Records from a data source:
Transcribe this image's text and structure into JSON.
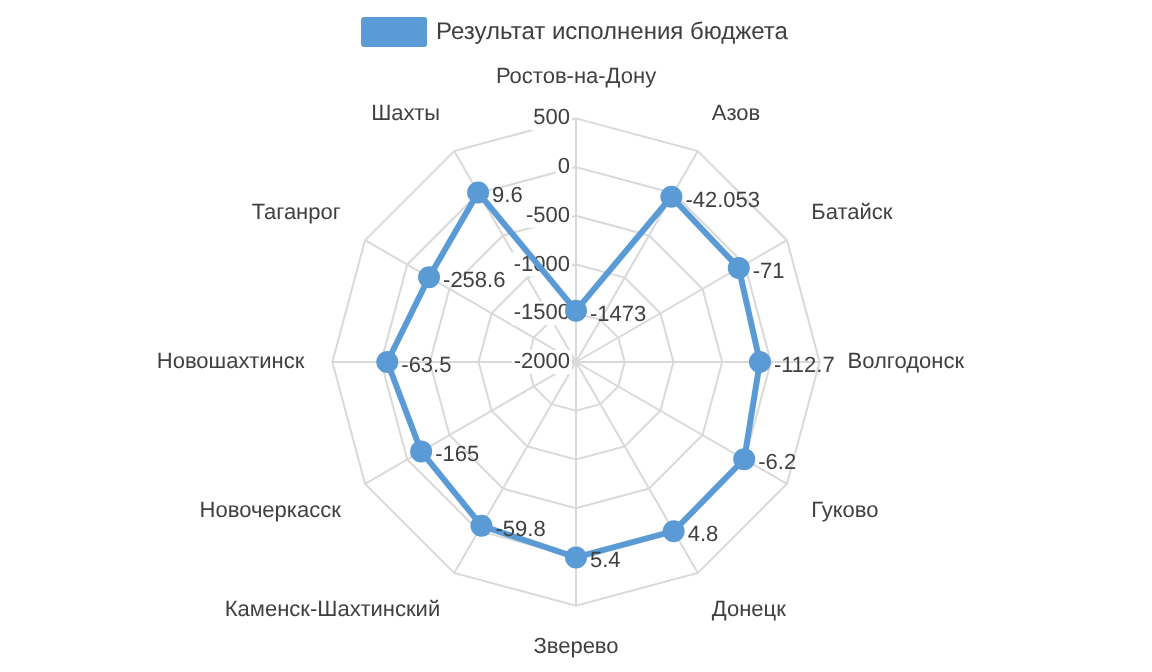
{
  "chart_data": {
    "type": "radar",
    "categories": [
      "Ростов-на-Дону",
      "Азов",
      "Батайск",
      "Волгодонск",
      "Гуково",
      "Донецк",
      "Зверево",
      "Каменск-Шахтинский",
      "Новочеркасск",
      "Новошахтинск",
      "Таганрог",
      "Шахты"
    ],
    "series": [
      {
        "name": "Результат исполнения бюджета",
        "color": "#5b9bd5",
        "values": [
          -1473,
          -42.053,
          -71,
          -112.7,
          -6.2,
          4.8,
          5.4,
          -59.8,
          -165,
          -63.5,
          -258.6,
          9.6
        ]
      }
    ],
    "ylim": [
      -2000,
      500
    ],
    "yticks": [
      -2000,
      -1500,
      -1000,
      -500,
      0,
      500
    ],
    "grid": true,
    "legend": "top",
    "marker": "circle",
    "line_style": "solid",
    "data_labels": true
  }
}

**To be done**
What is needed is an exact reproduction of the data, pictures excluded.

**Solution**
Transcribe this image's text and structure into JSON.
{
  "chart_data": {
    "type": "radar",
    "categories": [
      "Ростов-на-Дону",
      "Азов",
      "Батайск",
      "Волгодонск",
      "Гуково",
      "Донецк",
      "Зверево",
      "Каменск-Шахтинский",
      "Новочеркасск",
      "Новошахтинск",
      "Таганрог",
      "Шахты"
    ],
    "series": [
      {
        "name": "Результат исполнения бюджета",
        "color": "#5b9bd5",
        "values": [
          -1473,
          -42.053,
          -71,
          -112.7,
          -6.2,
          4.8,
          5.4,
          -59.8,
          -165,
          -63.5,
          -258.6,
          9.6
        ]
      }
    ],
    "ylim": [
      -2000,
      500
    ],
    "yticks": [
      -2000,
      -1500,
      -1000,
      -500,
      0,
      500
    ],
    "grid": true,
    "legend": "top",
    "marker": "circle",
    "line_style": "solid",
    "data_labels": true
  }
}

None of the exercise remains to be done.